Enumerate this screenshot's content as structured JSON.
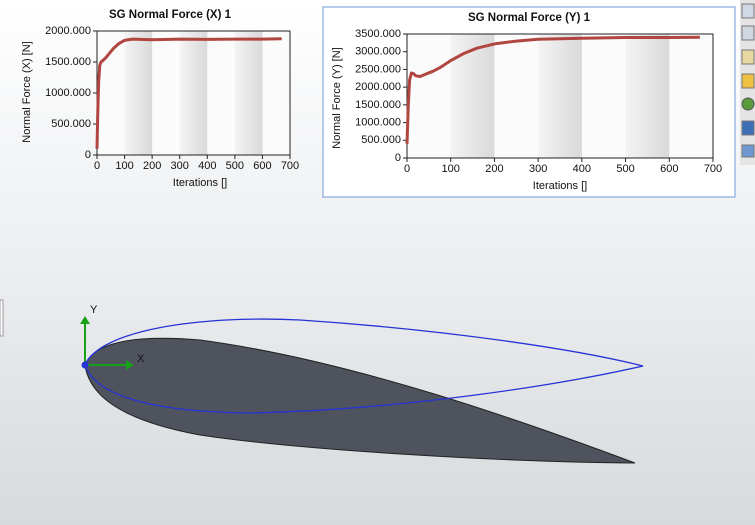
{
  "chart_data": [
    {
      "type": "line",
      "title": "SG Normal Force (X) 1",
      "x_label": "Iterations []",
      "y_label": "Normal Force (X) [N]",
      "series": [
        {
          "name": "SG Normal Force (X) 1",
          "color": "#b0463f",
          "x": [
            0,
            3,
            6,
            10,
            15,
            20,
            30,
            45,
            60,
            80,
            100,
            130,
            200,
            300,
            400,
            500,
            600,
            670
          ],
          "values": [
            100,
            700,
            1200,
            1450,
            1500,
            1520,
            1560,
            1640,
            1720,
            1800,
            1850,
            1870,
            1860,
            1870,
            1865,
            1870,
            1870,
            1875
          ]
        }
      ],
      "xlim": [
        0,
        700
      ],
      "xticks": [
        0,
        100,
        200,
        300,
        400,
        500,
        600,
        700
      ],
      "ylim": [
        0,
        2000
      ],
      "yticks": [
        0,
        {
          "value": 500,
          "label": "500.000"
        },
        {
          "value": 1000,
          "label": "1000.000"
        },
        {
          "value": 1500,
          "label": "1500.000"
        },
        {
          "value": 2000,
          "label": "2000.000"
        }
      ]
    },
    {
      "type": "line",
      "title": "SG Normal Force (Y) 1",
      "x_label": "Iterations []",
      "y_label": "Normal Force (Y) [N]",
      "series": [
        {
          "name": "SG Normal Force (Y) 1",
          "color": "#b0463f",
          "x": [
            0,
            3,
            6,
            10,
            15,
            20,
            30,
            45,
            60,
            75,
            100,
            130,
            160,
            200,
            250,
            300,
            400,
            500,
            600,
            670
          ],
          "values": [
            400,
            1500,
            2200,
            2400,
            2380,
            2320,
            2300,
            2380,
            2450,
            2550,
            2750,
            2950,
            3100,
            3220,
            3300,
            3350,
            3380,
            3400,
            3400,
            3410
          ]
        }
      ],
      "xlim": [
        0,
        700
      ],
      "xticks": [
        0,
        100,
        200,
        300,
        400,
        500,
        600,
        700
      ],
      "ylim": [
        0,
        3500
      ],
      "yticks": [
        0,
        {
          "value": 500,
          "label": "500.000"
        },
        {
          "value": 1000,
          "label": "1000.000"
        },
        {
          "value": 1500,
          "label": "1500.000"
        },
        {
          "value": 2000,
          "label": "2000.000"
        },
        {
          "value": 2500,
          "label": "2500.000"
        },
        {
          "value": 3000,
          "label": "3000.000"
        },
        {
          "value": 3500,
          "label": "3500.000"
        }
      ]
    }
  ],
  "triad": {
    "x": "X",
    "y": "Y"
  }
}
---
Go through the material above and count the lines that contain "title"; answer with the number alone.

2